<<<<

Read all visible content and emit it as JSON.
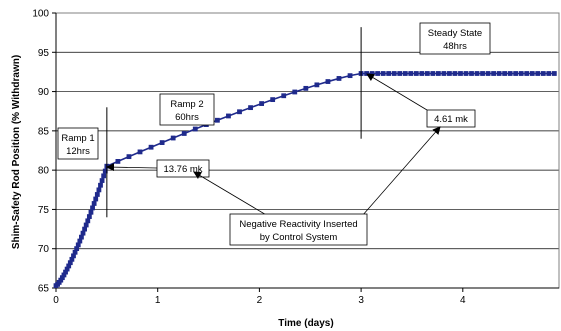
{
  "chart_data": {
    "type": "scatter",
    "xlabel": "Time (days)",
    "ylabel": "Shim-Safety Rod Position (% Withdrawn)",
    "xlim": [
      0,
      5
    ],
    "ylim": [
      65,
      100
    ],
    "x_ticks": [
      "0",
      "1",
      "2",
      "3",
      "4"
    ],
    "y_ticks": [
      "65",
      "70",
      "75",
      "80",
      "85",
      "90",
      "95",
      "100"
    ],
    "grid": "horizontal",
    "series": [
      {
        "color": "#1f2a8c",
        "marker": "square",
        "line": true,
        "segments": [
          {
            "x_start": 0,
            "x_end": 0.5,
            "y_start": 65.3,
            "y_end": 80.5,
            "points": 33,
            "curve": "concave-up"
          },
          {
            "x_start": 0.5,
            "x_end": 3.0,
            "y_start": 80.5,
            "y_end": 92.3,
            "points": 24,
            "curve": "concave-down"
          },
          {
            "x_start": 3.0,
            "x_end": 4.9,
            "y_start": 92.3,
            "y_end": 92.3,
            "points": 36,
            "curve": "flat"
          }
        ]
      }
    ],
    "markers": [
      {
        "x": 0.5,
        "y_top": 88,
        "y_bottom": 74
      },
      {
        "x": 3.0,
        "y_top": 98.2,
        "y_bottom": 84
      }
    ],
    "annotations": {
      "ramp1": [
        "Ramp 1",
        "12hrs"
      ],
      "ramp2": [
        "Ramp 2",
        "60hrs"
      ],
      "steady": [
        "Steady State",
        "48hrs"
      ],
      "mk1": "13.76 mk",
      "mk2": "4.61 mk",
      "neg": [
        "Negative Reactivity Inserted",
        "by Control System"
      ]
    }
  }
}
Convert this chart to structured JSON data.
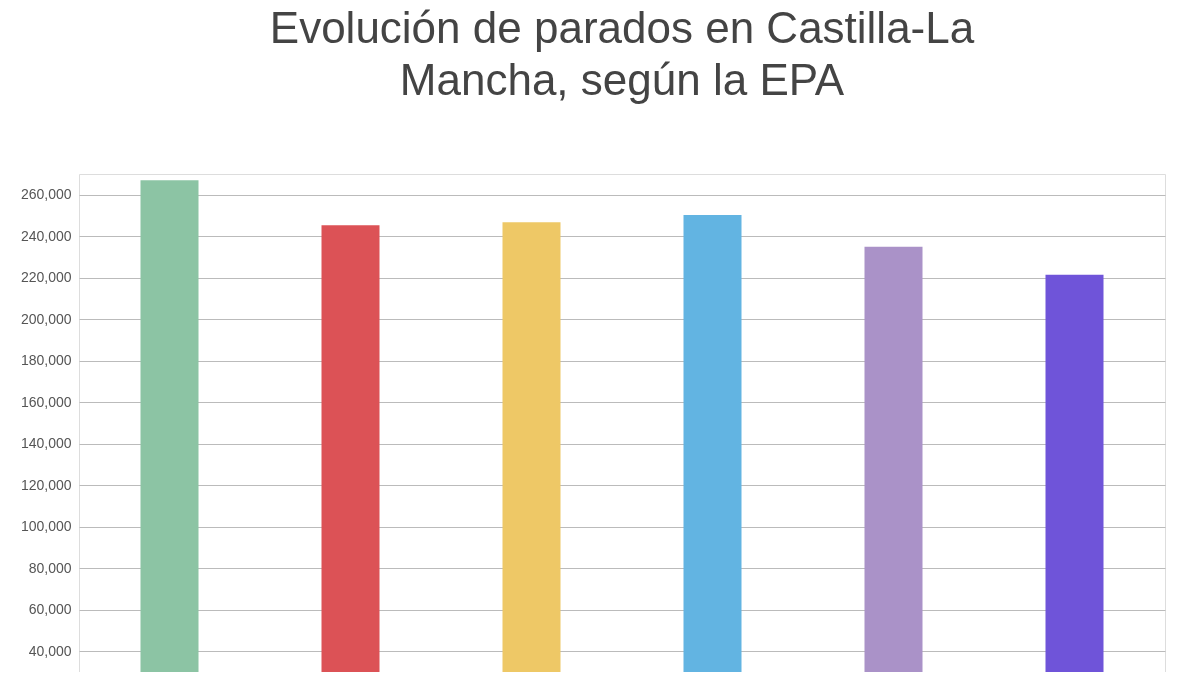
{
  "chart_data": {
    "type": "bar",
    "title": "Evolución de parados en Castilla-La Mancha, según la EPA",
    "categories": [
      null,
      null,
      null,
      null,
      null,
      null
    ],
    "values": [
      267000,
      245300,
      246700,
      250300,
      234900,
      221500
    ],
    "colors": [
      "#8cc4a4",
      "#dc5256",
      "#eec866",
      "#62b4e2",
      "#aa92c8",
      "#6f54d9"
    ],
    "ylim": [
      30000,
      270000
    ],
    "yticks": [
      {
        "value": 40000,
        "label": "40,000"
      },
      {
        "value": 60000,
        "label": "60,000"
      },
      {
        "value": 80000,
        "label": "80,000"
      },
      {
        "value": 100000,
        "label": "100,000"
      },
      {
        "value": 120000,
        "label": "120,000"
      },
      {
        "value": 140000,
        "label": "140,000"
      },
      {
        "value": 160000,
        "label": "160,000"
      },
      {
        "value": 180000,
        "label": "180,000"
      },
      {
        "value": 200000,
        "label": "200,000"
      },
      {
        "value": 220000,
        "label": "220,000"
      },
      {
        "value": 240000,
        "label": "240,000"
      },
      {
        "value": 260000,
        "label": "260,000"
      }
    ],
    "grid": "y",
    "tick_labels": "y"
  }
}
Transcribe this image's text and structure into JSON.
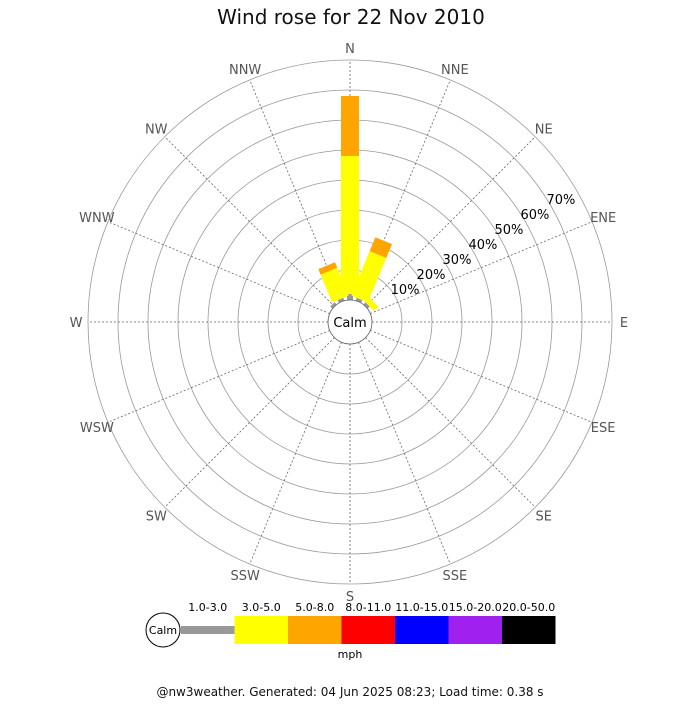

>>>>

Aim of the task
For the entries above, state how many lines contain the word "curve". Provide the number by itself.

Output
3